Given task:
Go through the listing below and gather every line with the word "Test".
________________________________________
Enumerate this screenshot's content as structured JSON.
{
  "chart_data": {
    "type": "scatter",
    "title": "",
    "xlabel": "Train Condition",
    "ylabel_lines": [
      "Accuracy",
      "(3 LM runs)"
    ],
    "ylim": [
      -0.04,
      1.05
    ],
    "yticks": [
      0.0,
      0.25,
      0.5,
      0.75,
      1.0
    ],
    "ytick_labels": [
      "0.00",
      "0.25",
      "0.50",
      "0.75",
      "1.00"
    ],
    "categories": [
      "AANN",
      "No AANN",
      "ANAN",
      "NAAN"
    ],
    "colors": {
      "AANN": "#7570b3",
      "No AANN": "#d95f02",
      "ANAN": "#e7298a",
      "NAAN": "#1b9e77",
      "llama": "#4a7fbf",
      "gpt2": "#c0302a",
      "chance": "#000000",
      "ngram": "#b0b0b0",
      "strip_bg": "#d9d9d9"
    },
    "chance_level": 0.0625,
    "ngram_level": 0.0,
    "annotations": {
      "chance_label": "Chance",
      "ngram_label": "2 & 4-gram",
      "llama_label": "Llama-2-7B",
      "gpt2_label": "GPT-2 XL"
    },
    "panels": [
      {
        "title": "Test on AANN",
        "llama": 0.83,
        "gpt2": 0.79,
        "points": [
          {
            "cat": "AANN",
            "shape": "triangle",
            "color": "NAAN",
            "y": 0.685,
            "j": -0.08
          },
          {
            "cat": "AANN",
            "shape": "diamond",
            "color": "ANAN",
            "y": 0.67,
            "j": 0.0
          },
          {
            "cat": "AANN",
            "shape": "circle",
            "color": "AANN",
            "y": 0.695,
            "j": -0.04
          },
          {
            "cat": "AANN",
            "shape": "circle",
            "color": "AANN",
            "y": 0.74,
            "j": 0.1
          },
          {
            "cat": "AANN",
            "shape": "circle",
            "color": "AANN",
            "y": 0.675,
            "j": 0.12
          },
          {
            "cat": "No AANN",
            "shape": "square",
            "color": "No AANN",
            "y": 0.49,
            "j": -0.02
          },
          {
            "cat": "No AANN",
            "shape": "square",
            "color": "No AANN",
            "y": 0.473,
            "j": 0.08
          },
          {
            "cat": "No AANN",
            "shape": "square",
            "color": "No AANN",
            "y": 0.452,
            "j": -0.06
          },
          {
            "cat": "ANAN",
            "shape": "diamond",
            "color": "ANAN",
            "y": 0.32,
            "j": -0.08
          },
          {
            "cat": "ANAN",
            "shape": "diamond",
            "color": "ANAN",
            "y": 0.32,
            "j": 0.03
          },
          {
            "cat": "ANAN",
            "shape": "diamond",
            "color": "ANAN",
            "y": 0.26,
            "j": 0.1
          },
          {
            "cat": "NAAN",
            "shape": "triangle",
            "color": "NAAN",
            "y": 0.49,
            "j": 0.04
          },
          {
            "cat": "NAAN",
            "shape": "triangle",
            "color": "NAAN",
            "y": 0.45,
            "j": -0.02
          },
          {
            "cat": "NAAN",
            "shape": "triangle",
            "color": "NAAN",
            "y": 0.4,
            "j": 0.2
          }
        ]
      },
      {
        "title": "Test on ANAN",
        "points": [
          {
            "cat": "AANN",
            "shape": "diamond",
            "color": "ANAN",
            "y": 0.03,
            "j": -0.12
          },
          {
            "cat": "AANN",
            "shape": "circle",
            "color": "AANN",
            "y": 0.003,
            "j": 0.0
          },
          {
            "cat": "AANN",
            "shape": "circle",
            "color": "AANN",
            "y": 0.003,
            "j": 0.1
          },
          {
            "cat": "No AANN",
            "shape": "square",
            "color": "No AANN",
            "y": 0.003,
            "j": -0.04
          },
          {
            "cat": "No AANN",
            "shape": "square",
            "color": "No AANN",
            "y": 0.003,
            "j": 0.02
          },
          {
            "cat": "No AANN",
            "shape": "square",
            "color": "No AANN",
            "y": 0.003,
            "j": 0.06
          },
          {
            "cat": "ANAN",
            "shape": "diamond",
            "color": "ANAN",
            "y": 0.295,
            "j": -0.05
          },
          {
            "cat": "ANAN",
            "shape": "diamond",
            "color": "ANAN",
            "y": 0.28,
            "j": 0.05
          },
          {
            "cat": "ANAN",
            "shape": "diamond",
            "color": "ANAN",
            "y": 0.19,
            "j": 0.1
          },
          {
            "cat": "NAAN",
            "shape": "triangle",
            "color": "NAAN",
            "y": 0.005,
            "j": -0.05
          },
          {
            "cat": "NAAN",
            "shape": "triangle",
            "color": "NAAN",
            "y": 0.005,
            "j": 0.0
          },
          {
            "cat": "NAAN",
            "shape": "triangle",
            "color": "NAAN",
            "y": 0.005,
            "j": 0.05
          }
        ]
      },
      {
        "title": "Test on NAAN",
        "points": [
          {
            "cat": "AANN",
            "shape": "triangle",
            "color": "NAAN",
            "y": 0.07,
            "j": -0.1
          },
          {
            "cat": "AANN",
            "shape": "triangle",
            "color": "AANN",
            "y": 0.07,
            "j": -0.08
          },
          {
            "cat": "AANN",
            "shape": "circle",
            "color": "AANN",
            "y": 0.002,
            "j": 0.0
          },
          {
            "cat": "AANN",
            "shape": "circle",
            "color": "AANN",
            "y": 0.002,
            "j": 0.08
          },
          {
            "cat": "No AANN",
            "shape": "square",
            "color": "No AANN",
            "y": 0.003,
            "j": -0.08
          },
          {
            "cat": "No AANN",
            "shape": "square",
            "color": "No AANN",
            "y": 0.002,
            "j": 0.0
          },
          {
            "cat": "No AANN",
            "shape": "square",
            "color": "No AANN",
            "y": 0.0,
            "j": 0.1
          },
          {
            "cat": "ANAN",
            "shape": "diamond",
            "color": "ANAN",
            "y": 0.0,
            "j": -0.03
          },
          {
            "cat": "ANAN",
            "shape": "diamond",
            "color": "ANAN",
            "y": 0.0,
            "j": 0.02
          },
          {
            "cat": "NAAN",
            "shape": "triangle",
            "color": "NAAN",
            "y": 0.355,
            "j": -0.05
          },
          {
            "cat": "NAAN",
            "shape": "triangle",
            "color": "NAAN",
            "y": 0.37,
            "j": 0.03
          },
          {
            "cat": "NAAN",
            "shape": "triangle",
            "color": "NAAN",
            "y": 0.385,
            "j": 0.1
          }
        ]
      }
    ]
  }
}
________________________________________
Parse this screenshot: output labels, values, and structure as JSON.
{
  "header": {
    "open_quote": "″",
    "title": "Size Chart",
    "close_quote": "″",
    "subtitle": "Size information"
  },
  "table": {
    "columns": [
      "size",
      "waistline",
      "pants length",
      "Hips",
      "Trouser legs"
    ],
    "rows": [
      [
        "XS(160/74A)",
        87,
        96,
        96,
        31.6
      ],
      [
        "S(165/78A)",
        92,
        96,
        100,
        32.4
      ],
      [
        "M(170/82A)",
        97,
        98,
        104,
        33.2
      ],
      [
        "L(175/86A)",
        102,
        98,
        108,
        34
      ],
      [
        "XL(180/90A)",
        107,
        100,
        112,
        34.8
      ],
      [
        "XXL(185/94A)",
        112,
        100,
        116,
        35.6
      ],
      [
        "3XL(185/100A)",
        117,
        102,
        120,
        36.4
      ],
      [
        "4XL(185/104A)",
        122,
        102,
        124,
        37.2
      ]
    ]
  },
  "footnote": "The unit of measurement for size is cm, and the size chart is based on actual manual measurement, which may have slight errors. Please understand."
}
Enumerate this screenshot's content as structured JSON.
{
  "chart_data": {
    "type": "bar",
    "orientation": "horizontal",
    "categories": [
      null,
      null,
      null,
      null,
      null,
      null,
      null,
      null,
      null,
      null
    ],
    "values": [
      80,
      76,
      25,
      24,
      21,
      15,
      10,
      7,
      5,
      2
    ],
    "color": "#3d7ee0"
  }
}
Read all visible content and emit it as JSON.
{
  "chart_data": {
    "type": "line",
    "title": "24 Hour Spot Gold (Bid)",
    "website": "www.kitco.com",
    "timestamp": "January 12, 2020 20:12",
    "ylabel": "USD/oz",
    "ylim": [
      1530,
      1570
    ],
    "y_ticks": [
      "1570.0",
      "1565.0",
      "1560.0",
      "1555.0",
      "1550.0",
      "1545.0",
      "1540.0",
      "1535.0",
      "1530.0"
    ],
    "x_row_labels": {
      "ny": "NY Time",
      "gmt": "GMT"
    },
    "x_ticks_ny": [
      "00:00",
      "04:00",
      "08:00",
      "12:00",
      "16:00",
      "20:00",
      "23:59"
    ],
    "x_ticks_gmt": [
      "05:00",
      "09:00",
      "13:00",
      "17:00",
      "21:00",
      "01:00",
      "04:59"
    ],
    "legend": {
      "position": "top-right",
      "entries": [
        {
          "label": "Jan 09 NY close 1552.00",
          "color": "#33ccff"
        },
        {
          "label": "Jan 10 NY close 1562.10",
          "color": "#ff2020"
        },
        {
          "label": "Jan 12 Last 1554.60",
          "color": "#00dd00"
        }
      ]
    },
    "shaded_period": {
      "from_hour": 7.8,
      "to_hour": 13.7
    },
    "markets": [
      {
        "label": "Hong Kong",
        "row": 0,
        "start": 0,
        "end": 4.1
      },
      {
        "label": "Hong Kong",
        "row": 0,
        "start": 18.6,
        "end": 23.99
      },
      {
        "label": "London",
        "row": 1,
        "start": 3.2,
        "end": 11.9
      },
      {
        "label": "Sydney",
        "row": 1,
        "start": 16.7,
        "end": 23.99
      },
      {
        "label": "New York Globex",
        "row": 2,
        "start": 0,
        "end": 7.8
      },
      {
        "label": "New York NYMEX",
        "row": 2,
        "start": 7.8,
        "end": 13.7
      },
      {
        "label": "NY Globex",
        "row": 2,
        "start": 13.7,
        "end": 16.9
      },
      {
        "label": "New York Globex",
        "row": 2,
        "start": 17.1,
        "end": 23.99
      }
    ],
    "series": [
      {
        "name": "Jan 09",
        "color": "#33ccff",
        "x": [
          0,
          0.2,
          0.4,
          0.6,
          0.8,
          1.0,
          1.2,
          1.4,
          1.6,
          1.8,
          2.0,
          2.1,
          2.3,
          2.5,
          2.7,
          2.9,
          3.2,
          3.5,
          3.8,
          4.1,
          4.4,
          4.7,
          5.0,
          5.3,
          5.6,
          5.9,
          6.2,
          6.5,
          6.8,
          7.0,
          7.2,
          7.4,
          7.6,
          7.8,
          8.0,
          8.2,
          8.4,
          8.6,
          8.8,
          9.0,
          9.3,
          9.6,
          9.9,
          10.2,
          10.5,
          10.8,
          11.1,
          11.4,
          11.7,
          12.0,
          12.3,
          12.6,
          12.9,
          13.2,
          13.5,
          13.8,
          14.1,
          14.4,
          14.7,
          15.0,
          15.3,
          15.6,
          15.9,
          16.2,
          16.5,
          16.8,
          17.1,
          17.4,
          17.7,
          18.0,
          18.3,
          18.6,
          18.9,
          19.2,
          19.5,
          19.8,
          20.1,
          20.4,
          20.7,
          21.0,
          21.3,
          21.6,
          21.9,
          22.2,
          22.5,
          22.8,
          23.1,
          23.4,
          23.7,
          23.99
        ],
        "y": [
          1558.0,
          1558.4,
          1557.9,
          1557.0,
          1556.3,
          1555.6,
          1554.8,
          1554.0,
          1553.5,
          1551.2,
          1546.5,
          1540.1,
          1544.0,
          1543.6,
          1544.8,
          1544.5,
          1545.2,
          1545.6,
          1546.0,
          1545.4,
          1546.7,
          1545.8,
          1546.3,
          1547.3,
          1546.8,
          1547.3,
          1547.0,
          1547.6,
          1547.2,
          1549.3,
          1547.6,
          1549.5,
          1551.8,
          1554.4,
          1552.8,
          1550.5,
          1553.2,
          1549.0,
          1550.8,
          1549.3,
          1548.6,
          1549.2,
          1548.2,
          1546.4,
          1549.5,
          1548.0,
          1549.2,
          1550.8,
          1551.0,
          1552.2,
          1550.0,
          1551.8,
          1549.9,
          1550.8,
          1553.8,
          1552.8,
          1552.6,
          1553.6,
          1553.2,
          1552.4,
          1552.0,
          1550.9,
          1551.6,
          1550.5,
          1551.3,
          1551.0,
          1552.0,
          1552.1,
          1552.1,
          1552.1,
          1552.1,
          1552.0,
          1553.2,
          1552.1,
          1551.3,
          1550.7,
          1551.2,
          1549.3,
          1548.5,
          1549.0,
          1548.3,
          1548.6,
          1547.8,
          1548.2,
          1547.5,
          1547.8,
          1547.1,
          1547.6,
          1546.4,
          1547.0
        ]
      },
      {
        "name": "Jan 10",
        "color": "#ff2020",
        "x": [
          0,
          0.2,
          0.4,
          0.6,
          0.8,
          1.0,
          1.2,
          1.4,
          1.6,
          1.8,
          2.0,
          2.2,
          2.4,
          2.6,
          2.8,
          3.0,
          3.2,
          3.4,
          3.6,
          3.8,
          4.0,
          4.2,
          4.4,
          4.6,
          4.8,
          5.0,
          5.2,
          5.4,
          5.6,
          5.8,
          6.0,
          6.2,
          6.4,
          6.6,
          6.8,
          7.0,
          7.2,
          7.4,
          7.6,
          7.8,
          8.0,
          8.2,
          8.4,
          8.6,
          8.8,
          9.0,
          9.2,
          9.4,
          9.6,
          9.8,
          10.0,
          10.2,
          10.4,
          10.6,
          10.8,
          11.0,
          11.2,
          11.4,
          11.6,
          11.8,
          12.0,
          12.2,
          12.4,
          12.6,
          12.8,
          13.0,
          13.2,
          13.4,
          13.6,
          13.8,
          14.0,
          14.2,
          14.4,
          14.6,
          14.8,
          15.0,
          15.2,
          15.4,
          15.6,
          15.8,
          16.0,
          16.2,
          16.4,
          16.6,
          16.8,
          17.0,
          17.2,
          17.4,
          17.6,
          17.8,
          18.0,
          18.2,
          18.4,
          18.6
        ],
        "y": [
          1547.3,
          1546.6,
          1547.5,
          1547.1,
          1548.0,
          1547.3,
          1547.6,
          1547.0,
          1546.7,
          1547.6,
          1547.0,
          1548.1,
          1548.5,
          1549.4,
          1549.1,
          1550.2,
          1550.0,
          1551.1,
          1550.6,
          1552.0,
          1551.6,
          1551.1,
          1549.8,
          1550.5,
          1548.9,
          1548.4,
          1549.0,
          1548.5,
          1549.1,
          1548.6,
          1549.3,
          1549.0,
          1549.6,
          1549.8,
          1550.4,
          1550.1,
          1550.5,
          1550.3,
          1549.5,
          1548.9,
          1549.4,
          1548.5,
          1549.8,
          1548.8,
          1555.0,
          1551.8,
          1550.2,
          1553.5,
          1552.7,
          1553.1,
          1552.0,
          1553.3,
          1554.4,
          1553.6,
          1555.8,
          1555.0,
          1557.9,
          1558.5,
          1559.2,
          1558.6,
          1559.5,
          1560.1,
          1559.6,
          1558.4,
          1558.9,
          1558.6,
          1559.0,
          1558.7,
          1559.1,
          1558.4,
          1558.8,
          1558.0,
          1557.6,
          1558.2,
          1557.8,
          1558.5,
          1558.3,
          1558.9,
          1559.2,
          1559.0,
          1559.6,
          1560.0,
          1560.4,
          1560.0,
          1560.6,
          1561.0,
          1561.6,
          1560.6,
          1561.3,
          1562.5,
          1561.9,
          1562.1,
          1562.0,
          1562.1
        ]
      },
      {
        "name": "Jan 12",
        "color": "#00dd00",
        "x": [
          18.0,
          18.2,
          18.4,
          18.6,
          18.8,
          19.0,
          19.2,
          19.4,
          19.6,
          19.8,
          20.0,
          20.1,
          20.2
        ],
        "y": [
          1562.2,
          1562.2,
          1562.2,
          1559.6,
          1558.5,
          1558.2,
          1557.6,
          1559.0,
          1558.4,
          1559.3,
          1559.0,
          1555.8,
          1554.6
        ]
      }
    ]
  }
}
________________________________________
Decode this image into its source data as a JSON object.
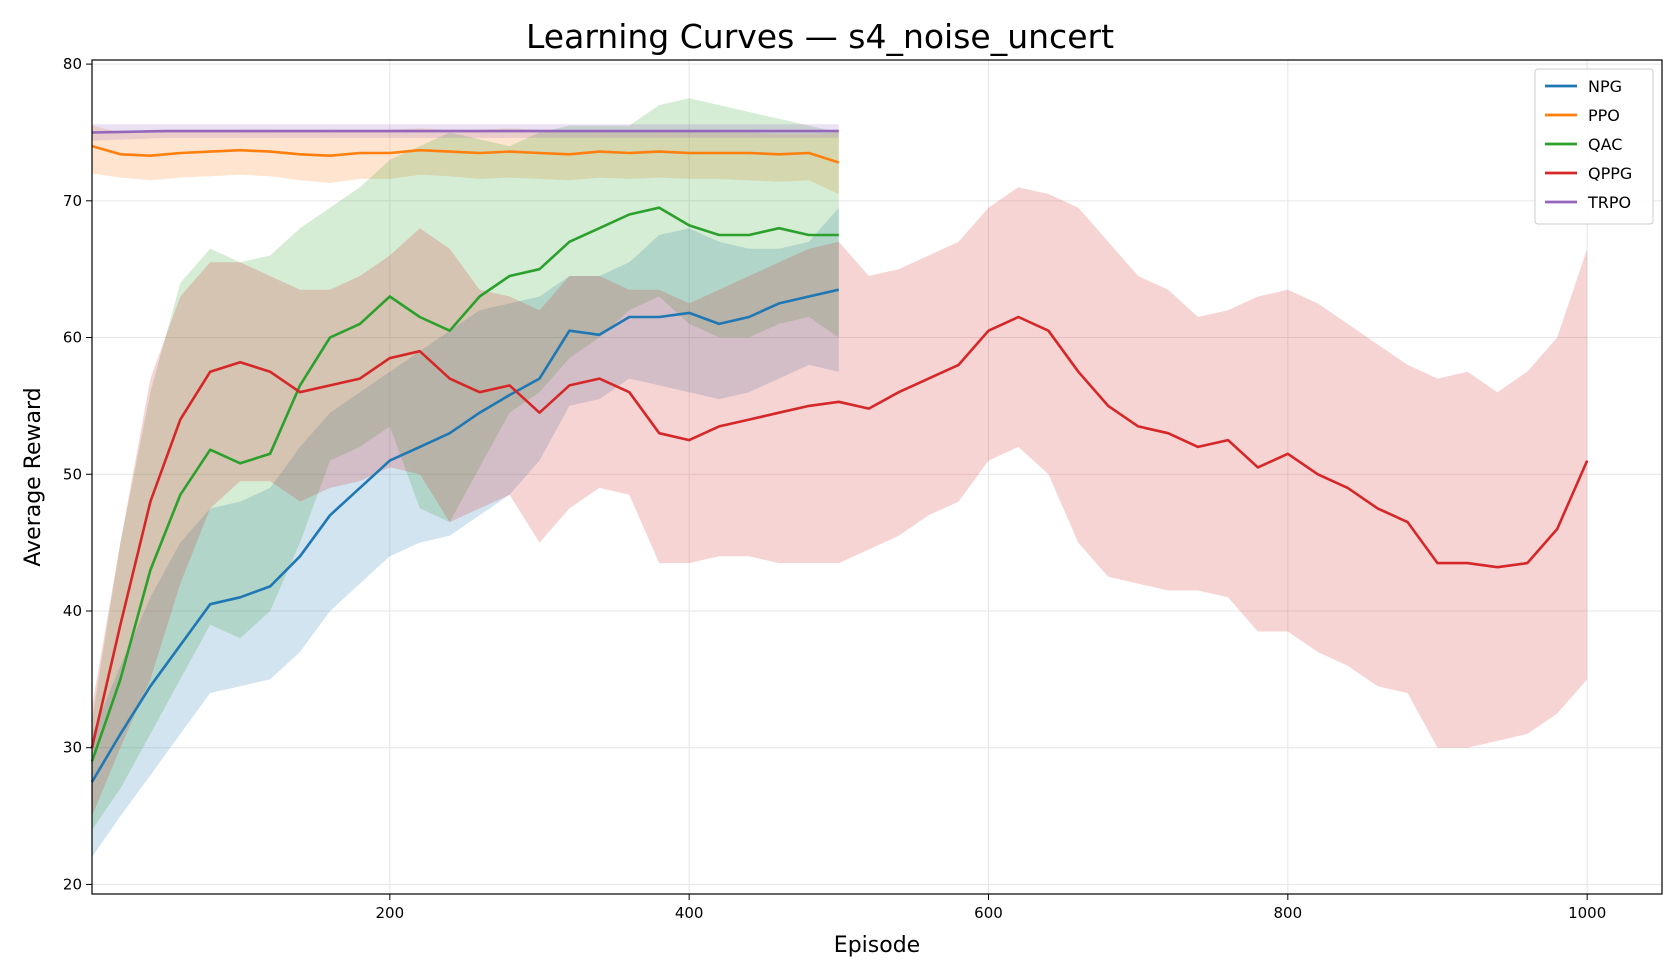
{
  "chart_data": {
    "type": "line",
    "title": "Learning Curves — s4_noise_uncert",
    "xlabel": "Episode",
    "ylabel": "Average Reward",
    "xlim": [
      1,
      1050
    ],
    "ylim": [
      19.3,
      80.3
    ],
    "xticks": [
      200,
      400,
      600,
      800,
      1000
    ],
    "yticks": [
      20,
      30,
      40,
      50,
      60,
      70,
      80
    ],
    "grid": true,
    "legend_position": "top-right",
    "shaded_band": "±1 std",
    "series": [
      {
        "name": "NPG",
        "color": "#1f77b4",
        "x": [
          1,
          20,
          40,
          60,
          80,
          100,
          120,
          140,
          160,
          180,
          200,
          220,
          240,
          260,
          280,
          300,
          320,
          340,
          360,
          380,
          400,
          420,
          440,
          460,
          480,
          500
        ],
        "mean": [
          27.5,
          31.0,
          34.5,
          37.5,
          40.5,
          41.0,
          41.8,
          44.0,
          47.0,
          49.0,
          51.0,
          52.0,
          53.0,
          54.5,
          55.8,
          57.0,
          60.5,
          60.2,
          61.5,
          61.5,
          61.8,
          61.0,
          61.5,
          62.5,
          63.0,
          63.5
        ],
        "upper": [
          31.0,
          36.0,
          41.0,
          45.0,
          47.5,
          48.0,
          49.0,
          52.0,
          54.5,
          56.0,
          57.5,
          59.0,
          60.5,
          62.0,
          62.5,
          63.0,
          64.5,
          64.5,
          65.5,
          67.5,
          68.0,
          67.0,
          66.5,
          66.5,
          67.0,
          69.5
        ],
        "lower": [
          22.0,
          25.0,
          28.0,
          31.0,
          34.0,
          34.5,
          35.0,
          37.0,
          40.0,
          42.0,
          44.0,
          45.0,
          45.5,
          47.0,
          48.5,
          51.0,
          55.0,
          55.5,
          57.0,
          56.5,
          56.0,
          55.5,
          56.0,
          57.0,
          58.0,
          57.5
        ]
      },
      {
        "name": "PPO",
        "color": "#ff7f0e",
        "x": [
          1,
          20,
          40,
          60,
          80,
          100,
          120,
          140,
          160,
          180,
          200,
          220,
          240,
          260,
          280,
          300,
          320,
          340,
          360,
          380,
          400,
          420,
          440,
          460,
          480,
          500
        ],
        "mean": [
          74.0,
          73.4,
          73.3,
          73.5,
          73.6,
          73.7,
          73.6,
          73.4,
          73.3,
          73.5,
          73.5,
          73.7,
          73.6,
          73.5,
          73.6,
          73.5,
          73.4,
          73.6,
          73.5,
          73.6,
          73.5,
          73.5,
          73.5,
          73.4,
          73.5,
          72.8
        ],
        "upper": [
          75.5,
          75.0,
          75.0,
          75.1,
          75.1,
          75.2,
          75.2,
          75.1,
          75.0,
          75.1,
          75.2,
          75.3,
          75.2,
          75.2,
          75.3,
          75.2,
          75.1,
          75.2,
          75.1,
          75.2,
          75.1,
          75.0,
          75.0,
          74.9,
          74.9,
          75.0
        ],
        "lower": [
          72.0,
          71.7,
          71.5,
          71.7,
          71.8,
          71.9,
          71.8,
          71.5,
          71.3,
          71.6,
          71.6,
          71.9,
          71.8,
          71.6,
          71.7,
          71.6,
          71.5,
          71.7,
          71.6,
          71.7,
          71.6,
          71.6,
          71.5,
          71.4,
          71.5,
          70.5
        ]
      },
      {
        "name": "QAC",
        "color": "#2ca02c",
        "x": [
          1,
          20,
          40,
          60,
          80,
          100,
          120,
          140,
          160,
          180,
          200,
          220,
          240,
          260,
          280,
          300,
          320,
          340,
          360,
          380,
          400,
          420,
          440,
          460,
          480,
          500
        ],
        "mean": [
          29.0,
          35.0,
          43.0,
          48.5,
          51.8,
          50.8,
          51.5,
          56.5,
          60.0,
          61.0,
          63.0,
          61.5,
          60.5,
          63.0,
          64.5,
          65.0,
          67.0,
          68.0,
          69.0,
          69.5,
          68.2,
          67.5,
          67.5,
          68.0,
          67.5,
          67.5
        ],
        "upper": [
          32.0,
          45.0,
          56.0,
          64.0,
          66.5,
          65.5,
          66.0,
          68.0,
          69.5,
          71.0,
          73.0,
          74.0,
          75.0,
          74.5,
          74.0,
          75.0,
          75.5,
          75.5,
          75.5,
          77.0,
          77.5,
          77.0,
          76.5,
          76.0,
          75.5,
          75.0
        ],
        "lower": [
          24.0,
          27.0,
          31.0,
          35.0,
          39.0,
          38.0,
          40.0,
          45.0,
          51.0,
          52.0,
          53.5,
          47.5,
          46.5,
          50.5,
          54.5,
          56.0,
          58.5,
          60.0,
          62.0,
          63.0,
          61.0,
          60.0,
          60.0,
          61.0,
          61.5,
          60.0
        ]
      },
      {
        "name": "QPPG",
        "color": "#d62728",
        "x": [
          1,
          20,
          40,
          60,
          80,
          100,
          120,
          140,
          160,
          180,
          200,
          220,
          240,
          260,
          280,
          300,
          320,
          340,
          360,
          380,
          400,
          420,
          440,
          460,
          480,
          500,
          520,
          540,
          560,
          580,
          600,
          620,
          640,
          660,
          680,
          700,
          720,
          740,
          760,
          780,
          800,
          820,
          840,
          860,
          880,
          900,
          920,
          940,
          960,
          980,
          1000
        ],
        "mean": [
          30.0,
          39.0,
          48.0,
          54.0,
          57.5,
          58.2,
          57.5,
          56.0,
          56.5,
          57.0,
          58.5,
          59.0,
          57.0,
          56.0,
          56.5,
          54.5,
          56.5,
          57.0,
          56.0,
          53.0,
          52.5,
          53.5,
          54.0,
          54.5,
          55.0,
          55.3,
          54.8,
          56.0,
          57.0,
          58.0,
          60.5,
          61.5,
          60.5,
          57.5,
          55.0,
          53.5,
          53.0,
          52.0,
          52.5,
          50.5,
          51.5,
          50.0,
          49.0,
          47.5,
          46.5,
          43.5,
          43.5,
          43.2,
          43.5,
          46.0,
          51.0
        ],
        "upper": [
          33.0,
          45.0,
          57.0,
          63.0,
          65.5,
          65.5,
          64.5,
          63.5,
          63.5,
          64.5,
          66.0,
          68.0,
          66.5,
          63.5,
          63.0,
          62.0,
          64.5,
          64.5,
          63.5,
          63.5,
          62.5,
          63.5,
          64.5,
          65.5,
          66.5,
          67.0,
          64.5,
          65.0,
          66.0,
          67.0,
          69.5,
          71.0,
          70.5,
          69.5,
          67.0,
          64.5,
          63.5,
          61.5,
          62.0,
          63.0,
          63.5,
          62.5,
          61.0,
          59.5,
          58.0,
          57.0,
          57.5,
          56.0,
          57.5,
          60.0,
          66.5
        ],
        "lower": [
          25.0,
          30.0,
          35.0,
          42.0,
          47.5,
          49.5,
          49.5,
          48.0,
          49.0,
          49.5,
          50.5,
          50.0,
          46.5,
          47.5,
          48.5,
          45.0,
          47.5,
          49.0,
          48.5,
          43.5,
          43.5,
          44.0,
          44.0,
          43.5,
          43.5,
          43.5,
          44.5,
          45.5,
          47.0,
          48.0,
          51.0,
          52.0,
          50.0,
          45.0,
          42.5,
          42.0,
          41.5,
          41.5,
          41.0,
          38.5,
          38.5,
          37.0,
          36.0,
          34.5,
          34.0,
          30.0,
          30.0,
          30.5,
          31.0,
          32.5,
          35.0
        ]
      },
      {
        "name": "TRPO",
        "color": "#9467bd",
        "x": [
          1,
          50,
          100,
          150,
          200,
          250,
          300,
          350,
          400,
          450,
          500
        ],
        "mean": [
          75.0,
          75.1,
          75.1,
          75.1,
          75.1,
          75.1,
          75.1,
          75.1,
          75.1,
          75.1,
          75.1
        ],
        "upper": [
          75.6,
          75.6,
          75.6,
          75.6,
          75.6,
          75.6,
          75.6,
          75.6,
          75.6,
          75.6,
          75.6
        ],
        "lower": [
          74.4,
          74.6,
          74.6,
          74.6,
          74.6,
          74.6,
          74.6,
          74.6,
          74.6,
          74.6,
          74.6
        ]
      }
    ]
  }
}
________________________________________
Output for this exercise:
        "title": "Test on AANN",
        "title": "Test on ANAN",
        "title": "Test on NAAN",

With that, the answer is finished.